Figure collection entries

────────────────

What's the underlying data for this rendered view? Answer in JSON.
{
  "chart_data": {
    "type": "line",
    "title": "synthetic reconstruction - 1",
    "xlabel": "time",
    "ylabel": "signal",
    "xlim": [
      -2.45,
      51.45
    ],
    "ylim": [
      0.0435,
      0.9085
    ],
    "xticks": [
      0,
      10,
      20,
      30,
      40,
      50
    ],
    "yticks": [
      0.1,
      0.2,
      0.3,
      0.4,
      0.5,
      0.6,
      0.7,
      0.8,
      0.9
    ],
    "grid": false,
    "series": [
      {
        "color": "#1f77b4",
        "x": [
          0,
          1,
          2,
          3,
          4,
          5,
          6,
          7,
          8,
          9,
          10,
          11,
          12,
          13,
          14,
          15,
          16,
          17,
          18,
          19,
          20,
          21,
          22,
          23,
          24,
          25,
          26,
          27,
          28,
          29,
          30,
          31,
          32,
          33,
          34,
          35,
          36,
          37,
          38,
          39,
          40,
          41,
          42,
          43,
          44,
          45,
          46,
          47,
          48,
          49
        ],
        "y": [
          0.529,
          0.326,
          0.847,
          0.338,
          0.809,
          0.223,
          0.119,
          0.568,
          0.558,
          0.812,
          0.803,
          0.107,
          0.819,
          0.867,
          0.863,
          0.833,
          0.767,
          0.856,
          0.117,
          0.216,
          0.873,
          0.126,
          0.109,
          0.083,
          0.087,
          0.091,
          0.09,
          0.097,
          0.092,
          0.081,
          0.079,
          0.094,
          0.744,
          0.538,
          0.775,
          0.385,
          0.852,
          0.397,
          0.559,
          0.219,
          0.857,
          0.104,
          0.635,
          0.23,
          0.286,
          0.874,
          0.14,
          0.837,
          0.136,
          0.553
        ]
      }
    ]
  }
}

────────────────

_Written problem_
Using the listing above, please repeat every entry exactly.

_Reply_
What's the underlying data for this rendered view? Answer in JSON.
{
  "chart_data": {
    "type": "line",
    "title": "synthetic reconstruction - 1",
    "xlabel": "time",
    "ylabel": "signal",
    "xlim": [
      -2.45,
      51.45
    ],
    "ylim": [
      0.0435,
      0.9085
    ],
    "xticks": [
      0,
      10,
      20,
      30,
      40,
      50
    ],
    "yticks": [
      0.1,
      0.2,
      0.3,
      0.4,
      0.5,
      0.6,
      0.7,
      0.8,
      0.9
    ],
    "grid": false,
    "series": [
      {
        "color": "#1f77b4",
        "x": [
          0,
          1,
          2,
          3,
          4,
          5,
          6,
          7,
          8,
          9,
          10,
          11,
          12,
          13,
          14,
          15,
          16,
          17,
          18,
          19,
          20,
          21,
          22,
          23,
          24,
          25,
          26,
          27,
          28,
          29,
          30,
          31,
          32,
          33,
          34,
          35,
          36,
          37,
          38,
          39,
          40,
          41,
          42,
          43,
          44,
          45,
          46,
          47,
          48,
          49
        ],
        "y": [
          0.529,
          0.326,
          0.847,
          0.338,
          0.809,
          0.223,
          0.119,
          0.568,
          0.558,
          0.812,
          0.803,
          0.107,
          0.819,
          0.867,
          0.863,
          0.833,
          0.767,
          0.856,
          0.117,
          0.216,
          0.873,
          0.126,
          0.109,
          0.083,
          0.087,
          0.091,
          0.09,
          0.097,
          0.092,
          0.081,
          0.079,
          0.094,
          0.744,
          0.538,
          0.775,
          0.385,
          0.852,
          0.397,
          0.559,
          0.219,
          0.857,
          0.104,
          0.635,
          0.23,
          0.286,
          0.874,
          0.14,
          0.837,
          0.136,
          0.553
        ]
      }
    ]
  }
}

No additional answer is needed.